— WHAT IS BEING ASKED —
Copy each line exactly. Drop every picture.

Items from a data source
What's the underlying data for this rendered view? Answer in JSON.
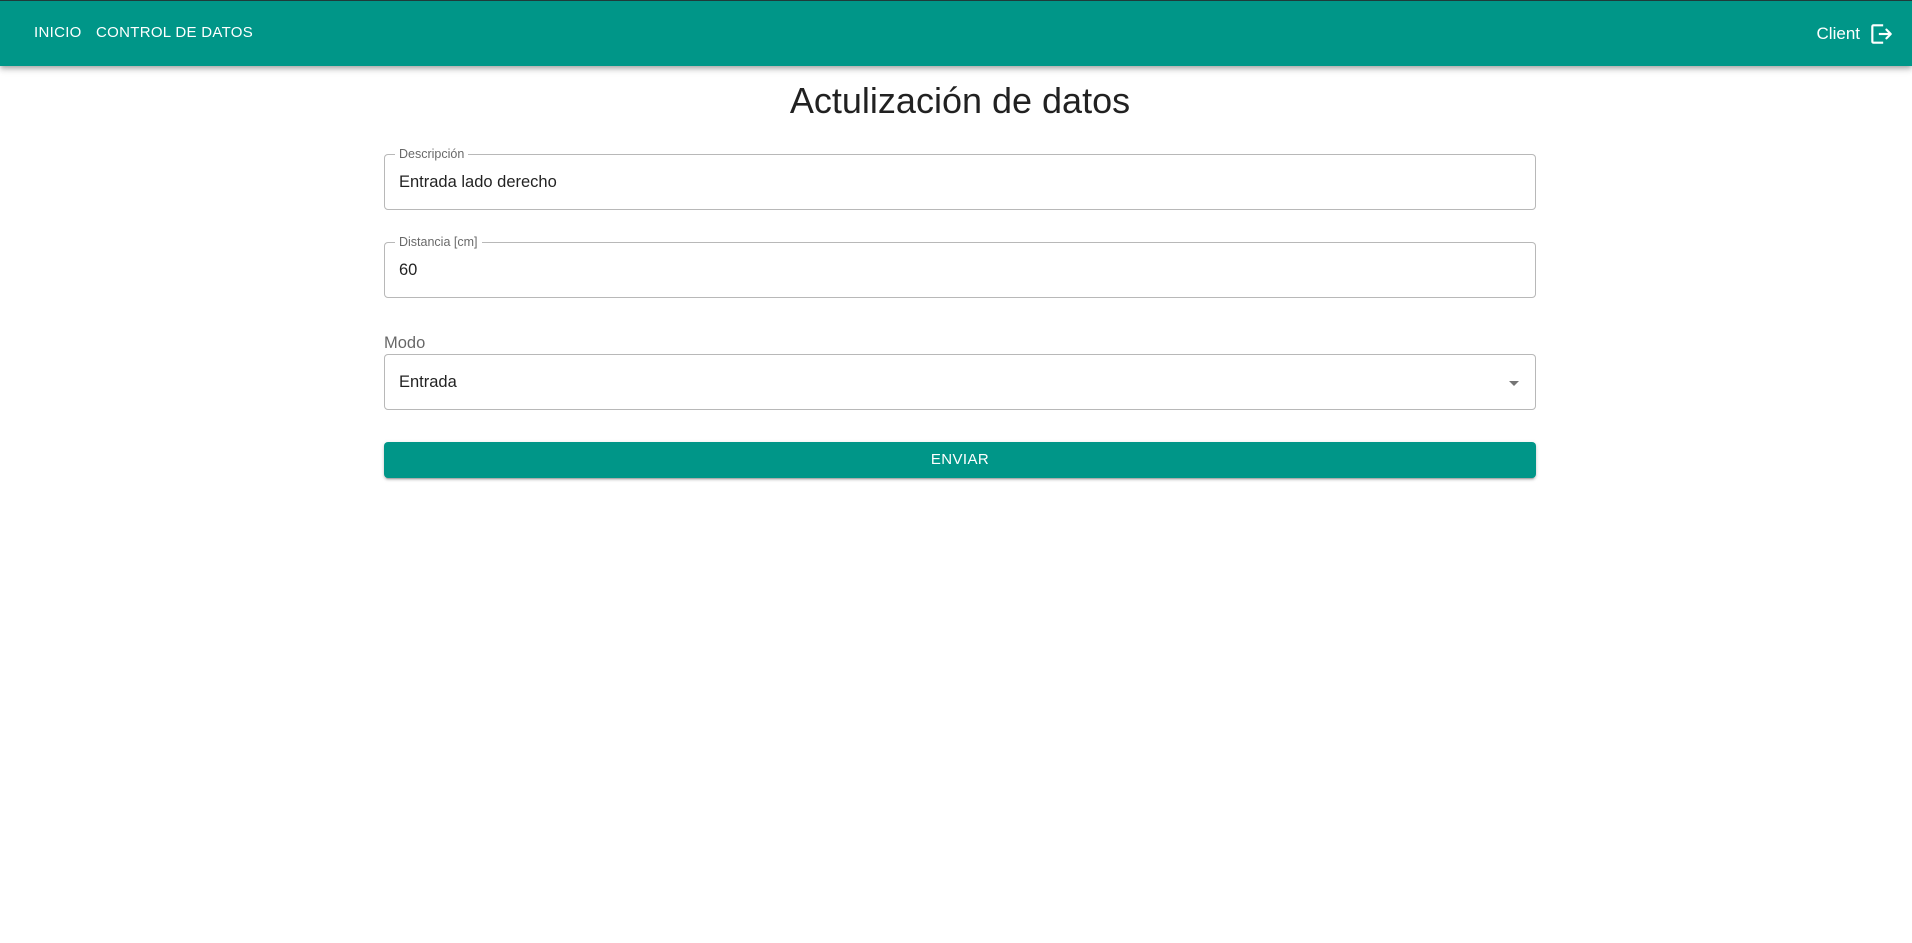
{
  "nav": {
    "home_label": "INICIO",
    "data_control_label": "CONTROL DE DATOS"
  },
  "user": {
    "name": "Client",
    "logout_icon": "logout-icon"
  },
  "page": {
    "title": "Actulización de datos"
  },
  "form": {
    "description": {
      "label": "Descripción",
      "value": "Entrada lado derecho"
    },
    "distance": {
      "label": "Distancia [cm]",
      "value": "60"
    },
    "mode": {
      "label": "Modo",
      "selected": "Entrada"
    },
    "submit_label": "ENVIAR"
  },
  "colors": {
    "primary": "#009688",
    "appbar_text": "#ffffff"
  }
}
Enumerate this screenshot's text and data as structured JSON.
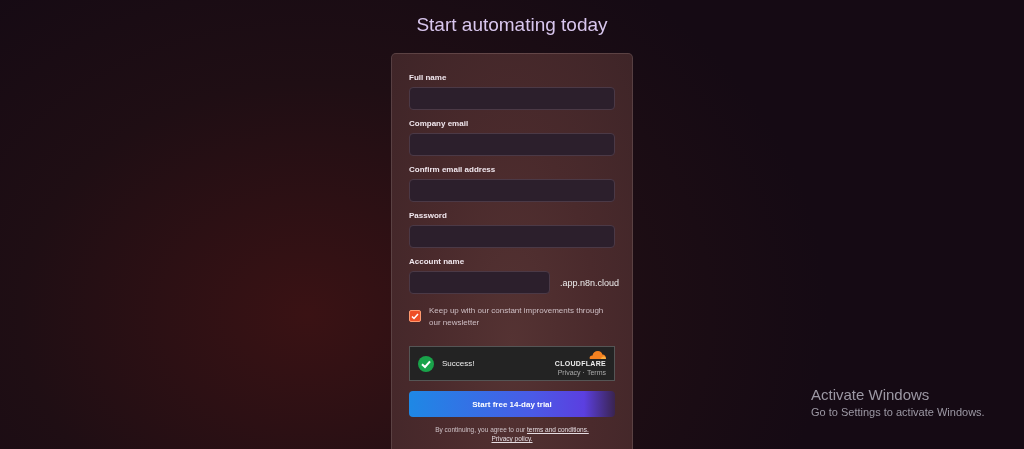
{
  "heading": "Start automating today",
  "fields": [
    {
      "label": "Full name",
      "kind": "text"
    },
    {
      "label": "Company email",
      "kind": "text"
    },
    {
      "label": "Confirm email address",
      "kind": "text"
    },
    {
      "label": "Password",
      "kind": "text"
    },
    {
      "label": "Account name",
      "kind": "domain",
      "suffix": ".app.n8n.cloud"
    }
  ],
  "newsletter": {
    "label": "Keep up with our constant improvements through our newsletter",
    "checked": true
  },
  "captcha": {
    "status": "Success!",
    "brand": "CLOUDFLARE",
    "links": [
      "Privacy",
      "Terms"
    ],
    "separator": "·"
  },
  "submit_button": "Start free 14-day trial",
  "legal": {
    "text": "By continuing, you agree to our",
    "links": [
      "terms and conditions.",
      "Privacy policy."
    ]
  },
  "os_notice": {
    "title": "Activate Windows",
    "message": "Go to Settings to activate Windows."
  }
}
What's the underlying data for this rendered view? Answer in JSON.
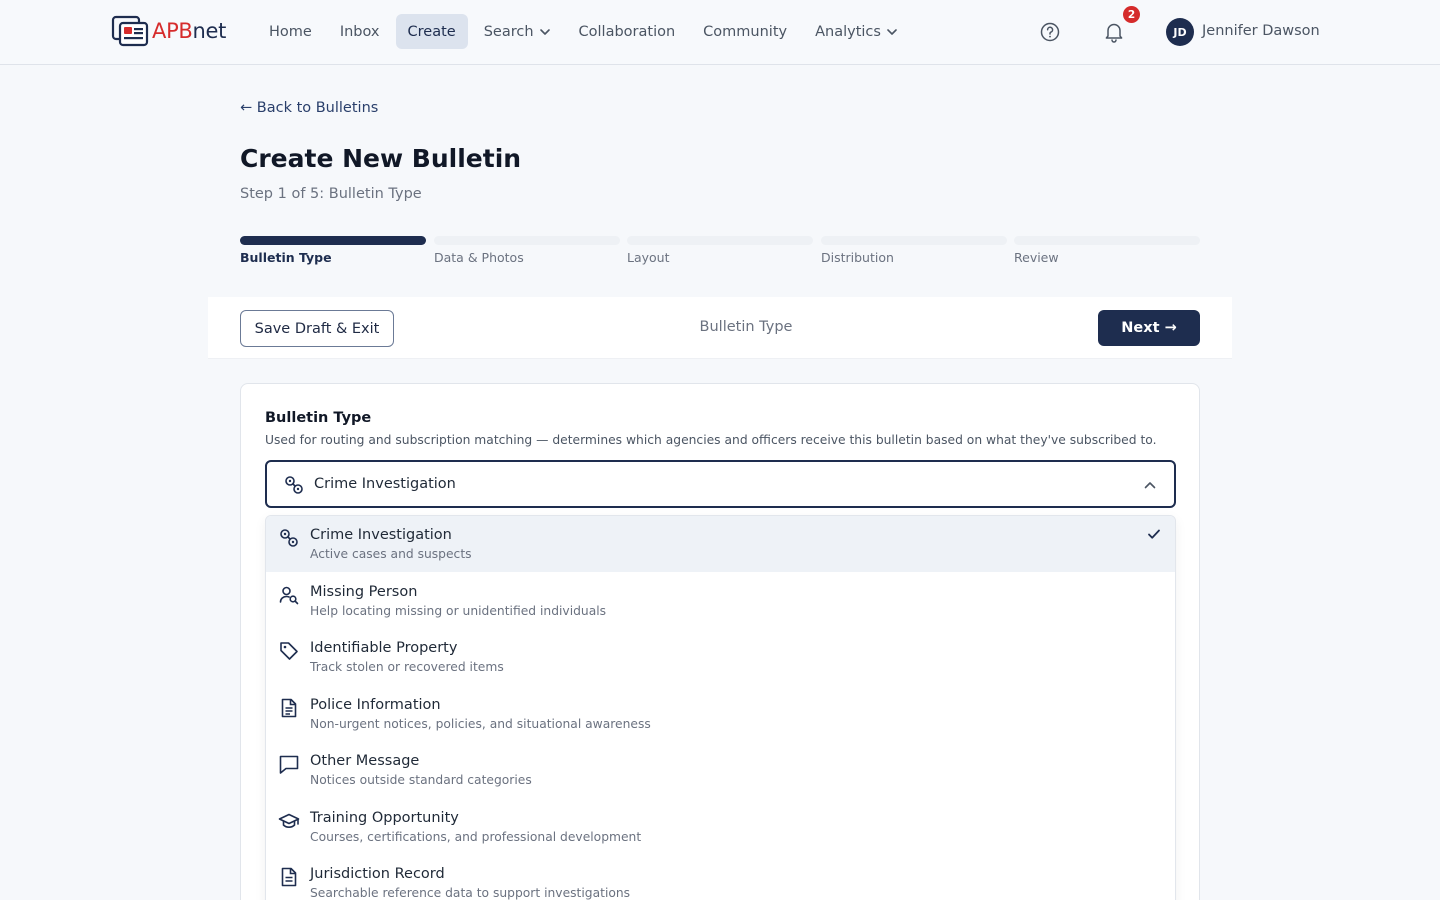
{
  "nav": {
    "logo": {
      "apb": "APB",
      "net": "net"
    },
    "items": [
      {
        "label": "Home"
      },
      {
        "label": "Inbox"
      },
      {
        "label": "Create"
      },
      {
        "label": "Search"
      },
      {
        "label": "Collaboration"
      },
      {
        "label": "Community"
      },
      {
        "label": "Analytics"
      }
    ],
    "active_item": "Create",
    "notification_count": "2",
    "user": {
      "initials": "JD",
      "name": "Jennifer Dawson"
    }
  },
  "page": {
    "back_link": "← Back to Bulletins",
    "title": "Create New Bulletin",
    "step_text": "Step 1 of 5: Bulletin Type"
  },
  "stepper": {
    "steps": [
      {
        "label": "Bulletin Type",
        "active": true
      },
      {
        "label": "Data & Photos",
        "active": false
      },
      {
        "label": "Layout",
        "active": false
      },
      {
        "label": "Distribution",
        "active": false
      },
      {
        "label": "Review",
        "active": false
      }
    ]
  },
  "action_bar": {
    "save_draft": "Save Draft & Exit",
    "current_step": "Bulletin Type",
    "next": "Next →"
  },
  "form": {
    "label": "Bulletin Type",
    "help": "Used for routing and subscription matching — determines which agencies and officers receive this bulletin based on what they've subscribed to.",
    "selected_value": "Crime Investigation",
    "options": [
      {
        "icon": "handcuffs-icon",
        "title": "Crime Investigation",
        "desc": "Active cases and suspects",
        "selected": true
      },
      {
        "icon": "person-search-icon",
        "title": "Missing Person",
        "desc": "Help locating missing or unidentified individuals",
        "selected": false
      },
      {
        "icon": "tag-icon",
        "title": "Identifiable Property",
        "desc": "Track stolen or recovered items",
        "selected": false
      },
      {
        "icon": "document-icon",
        "title": "Police Information",
        "desc": "Non-urgent notices, policies, and situational awareness",
        "selected": false
      },
      {
        "icon": "message-icon",
        "title": "Other Message",
        "desc": "Notices outside standard categories",
        "selected": false
      },
      {
        "icon": "graduation-cap-icon",
        "title": "Training Opportunity",
        "desc": "Courses, certifications, and professional development",
        "selected": false
      },
      {
        "icon": "record-document-icon",
        "title": "Jurisdiction Record",
        "desc": "Searchable reference data to support investigations",
        "selected": false
      }
    ]
  },
  "colors": {
    "brand_navy": "#1e2d4f",
    "brand_red": "#d62c2c",
    "badge_red": "#d52b2b"
  }
}
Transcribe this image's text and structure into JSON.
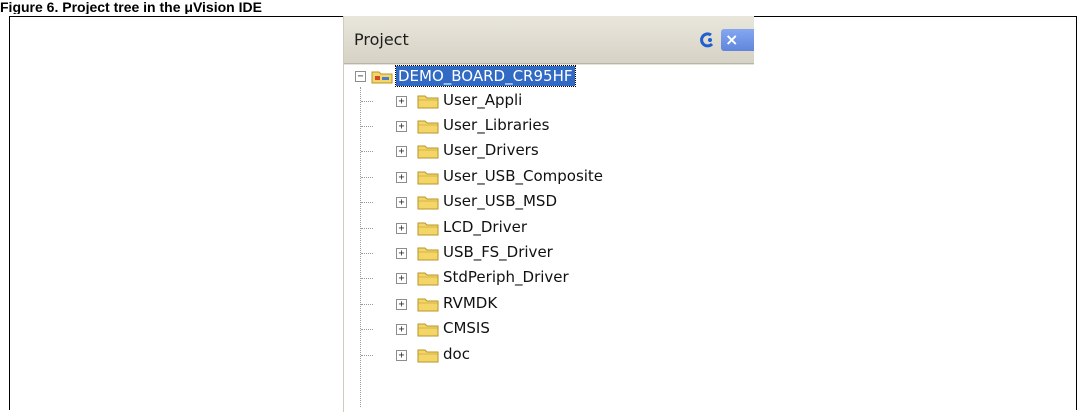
{
  "figure": {
    "caption": "Figure 6. Project tree in the μVision IDE"
  },
  "panel": {
    "title": "Project",
    "close_glyph": "×",
    "pin_icon": "pin-icon",
    "root": {
      "label": "DEMO_BOARD_CR95HF",
      "expand_glyph": "−"
    },
    "items": [
      {
        "label": "User_Appli",
        "expand_glyph": "+"
      },
      {
        "label": "User_Libraries",
        "expand_glyph": "+"
      },
      {
        "label": "User_Drivers",
        "expand_glyph": "+"
      },
      {
        "label": "User_USB_Composite",
        "expand_glyph": "+"
      },
      {
        "label": "User_USB_MSD",
        "expand_glyph": "+"
      },
      {
        "label": "LCD_Driver",
        "expand_glyph": "+"
      },
      {
        "label": "USB_FS_Driver",
        "expand_glyph": "+"
      },
      {
        "label": "StdPeriph_Driver",
        "expand_glyph": "+"
      },
      {
        "label": "RVMDK",
        "expand_glyph": "+"
      },
      {
        "label": "CMSIS",
        "expand_glyph": "+"
      },
      {
        "label": "doc",
        "expand_glyph": "+"
      }
    ]
  },
  "colors": {
    "selection": "#316ac5",
    "folder": "#f3d568",
    "folder_edge": "#b8962a"
  }
}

— FINISHED ANSWER —
What's the underlying data for this rendered view? Answer in JSON.
{
  "nav": {
    "home_label": "INICIO",
    "data_control_label": "CONTROL DE DATOS"
  },
  "user": {
    "name": "Client",
    "logout_icon": "logout-icon"
  },
  "page": {
    "title": "Actulización de datos"
  },
  "form": {
    "description": {
      "label": "Descripción",
      "value": "Entrada lado derecho"
    },
    "distance": {
      "label": "Distancia [cm]",
      "value": "60"
    },
    "mode": {
      "label": "Modo",
      "selected": "Entrada"
    },
    "submit_label": "ENVIAR"
  },
  "colors": {
    "primary": "#009688",
    "appbar_text": "#ffffff"
  }
}
Enumerate this screenshot's text and data as structured JSON.
{
  "heading": "Start automating today",
  "fields": [
    {
      "label": "Full name",
      "kind": "text"
    },
    {
      "label": "Company email",
      "kind": "text"
    },
    {
      "label": "Confirm email address",
      "kind": "text"
    },
    {
      "label": "Password",
      "kind": "text"
    },
    {
      "label": "Account name",
      "kind": "domain",
      "suffix": ".app.n8n.cloud"
    }
  ],
  "newsletter": {
    "label": "Keep up with our constant improvements through our newsletter",
    "checked": true
  },
  "captcha": {
    "status": "Success!",
    "brand": "CLOUDFLARE",
    "links": [
      "Privacy",
      "Terms"
    ],
    "separator": "·"
  },
  "submit_button": "Start free 14-day trial",
  "legal": {
    "text": "By continuing, you agree to our",
    "links": [
      "terms and conditions.",
      "Privacy policy."
    ]
  },
  "os_notice": {
    "title": "Activate Windows",
    "message": "Go to Settings to activate Windows."
  }
}
What's the underlying data for this rendered view? Answer in JSON.
{
  "nav": {
    "logo": {
      "apb": "APB",
      "net": "net"
    },
    "items": [
      {
        "label": "Home"
      },
      {
        "label": "Inbox"
      },
      {
        "label": "Create"
      },
      {
        "label": "Search"
      },
      {
        "label": "Collaboration"
      },
      {
        "label": "Community"
      },
      {
        "label": "Analytics"
      }
    ],
    "active_item": "Create",
    "notification_count": "2",
    "user": {
      "initials": "JD",
      "name": "Jennifer Dawson"
    }
  },
  "page": {
    "back_link": "← Back to Bulletins",
    "title": "Create New Bulletin",
    "step_text": "Step 1 of 5: Bulletin Type"
  },
  "stepper": {
    "steps": [
      {
        "label": "Bulletin Type",
        "active": true
      },
      {
        "label": "Data & Photos",
        "active": false
      },
      {
        "label": "Layout",
        "active": false
      },
      {
        "label": "Distribution",
        "active": false
      },
      {
        "label": "Review",
        "active": false
      }
    ]
  },
  "action_bar": {
    "save_draft": "Save Draft & Exit",
    "current_step": "Bulletin Type",
    "next": "Next →"
  },
  "form": {
    "label": "Bulletin Type",
    "help": "Used for routing and subscription matching — determines which agencies and officers receive this bulletin based on what they've subscribed to.",
    "selected_value": "Crime Investigation",
    "options": [
      {
        "icon": "handcuffs-icon",
        "title": "Crime Investigation",
        "desc": "Active cases and suspects",
        "selected": true
      },
      {
        "icon": "person-search-icon",
        "title": "Missing Person",
        "desc": "Help locating missing or unidentified individuals",
        "selected": false
      },
      {
        "icon": "tag-icon",
        "title": "Identifiable Property",
        "desc": "Track stolen or recovered items",
        "selected": false
      },
      {
        "icon": "document-icon",
        "title": "Police Information",
        "desc": "Non-urgent notices, policies, and situational awareness",
        "selected": false
      },
      {
        "icon": "message-icon",
        "title": "Other Message",
        "desc": "Notices outside standard categories",
        "selected": false
      },
      {
        "icon": "graduation-cap-icon",
        "title": "Training Opportunity",
        "desc": "Courses, certifications, and professional development",
        "selected": false
      },
      {
        "icon": "record-document-icon",
        "title": "Jurisdiction Record",
        "desc": "Searchable reference data to support investigations",
        "selected": false
      }
    ]
  },
  "colors": {
    "brand_navy": "#1e2d4f",
    "brand_red": "#d62c2c",
    "badge_red": "#d52b2b"
  }
}
Transcribe this image's text and structure into JSON.
{
  "figure": {
    "caption": "Figure 6. Project tree in the μVision IDE"
  },
  "panel": {
    "title": "Project",
    "close_glyph": "×",
    "pin_icon": "pin-icon",
    "root": {
      "label": "DEMO_BOARD_CR95HF",
      "expand_glyph": "−"
    },
    "items": [
      {
        "label": "User_Appli",
        "expand_glyph": "+"
      },
      {
        "label": "User_Libraries",
        "expand_glyph": "+"
      },
      {
        "label": "User_Drivers",
        "expand_glyph": "+"
      },
      {
        "label": "User_USB_Composite",
        "expand_glyph": "+"
      },
      {
        "label": "User_USB_MSD",
        "expand_glyph": "+"
      },
      {
        "label": "LCD_Driver",
        "expand_glyph": "+"
      },
      {
        "label": "USB_FS_Driver",
        "expand_glyph": "+"
      },
      {
        "label": "StdPeriph_Driver",
        "expand_glyph": "+"
      },
      {
        "label": "RVMDK",
        "expand_glyph": "+"
      },
      {
        "label": "CMSIS",
        "expand_glyph": "+"
      },
      {
        "label": "doc",
        "expand_glyph": "+"
      }
    ]
  },
  "colors": {
    "selection": "#316ac5",
    "folder": "#f3d568",
    "folder_edge": "#b8962a"
  }
}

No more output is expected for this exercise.